> [PROVIDED DATA]
****
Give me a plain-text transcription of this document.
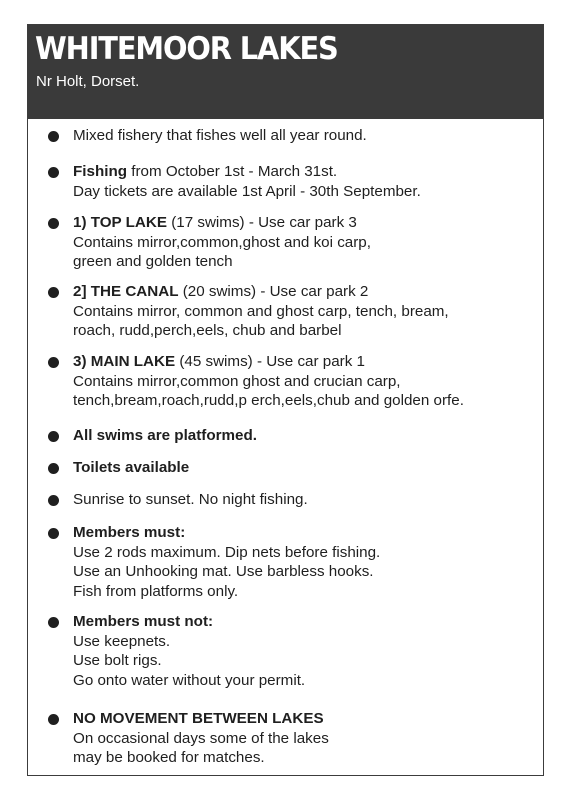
WHITEMOOR LAKES
Nr Holt, Dorset.
Mixed fishery that fishes well all year round.
Fishing from October 1st - March 31st.
Day tickets are available 1st April - 30th September.
1) TOP LAKE (17 swims) - Use car park 3
Contains mirror,common,ghost and koi carp,
green and golden tench
2] THE CANAL (20 swims) - Use car park 2
Contains mirror, common and ghost carp, tench, bream,
roach, rudd,perch,eels, chub and barbel
3) MAIN LAKE (45 swims) - Use car park 1
Contains mirror,common ghost and crucian carp,
tench,bream,roach,rudd,p erch,eels,chub and golden orfe.
All swims are platformed.
Toilets available
Sunrise to sunset. No night fishing.
Members must:
Use 2 rods maximum. Dip nets before fishing.
Use an Unhooking mat. Use barbless hooks.
Fish from platforms only.
Members must not:
Use keepnets.
Use bolt rigs.
Go onto water without your permit.
NO MOVEMENT BETWEEN LAKES
On occasional days some of the lakes
may be booked for matches.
****
> [GIVEN INSTRUCTION] Are you able to set down all the lines above exactly, without any pictures?

> [TASK ANSWER]
Give me a plain-text transcription of this document.
WHITEMOOR LAKES
Nr Holt, Dorset.
Mixed fishery that fishes well all year round.
Fishing from October 1st - March 31st.
Day tickets are available 1st April - 30th September.
1) TOP LAKE (17 swims) - Use car park 3
Contains mirror,common,ghost and koi carp,
green and golden tench
2] THE CANAL (20 swims) - Use car park 2
Contains mirror, common and ghost carp, tench, bream,
roach, rudd,perch,eels, chub and barbel
3) MAIN LAKE (45 swims) - Use car park 1
Contains mirror,common ghost and crucian carp,
tench,bream,roach,rudd,p erch,eels,chub and golden orfe.
All swims are platformed.
Toilets available
Sunrise to sunset. No night fishing.
Members must:
Use 2 rods maximum. Dip nets before fishing.
Use an Unhooking mat. Use barbless hooks.
Fish from platforms only.
Members must not:
Use keepnets.
Use bolt rigs.
Go onto water without your permit.
NO MOVEMENT BETWEEN LAKES
On occasional days some of the lakes
may be booked for matches.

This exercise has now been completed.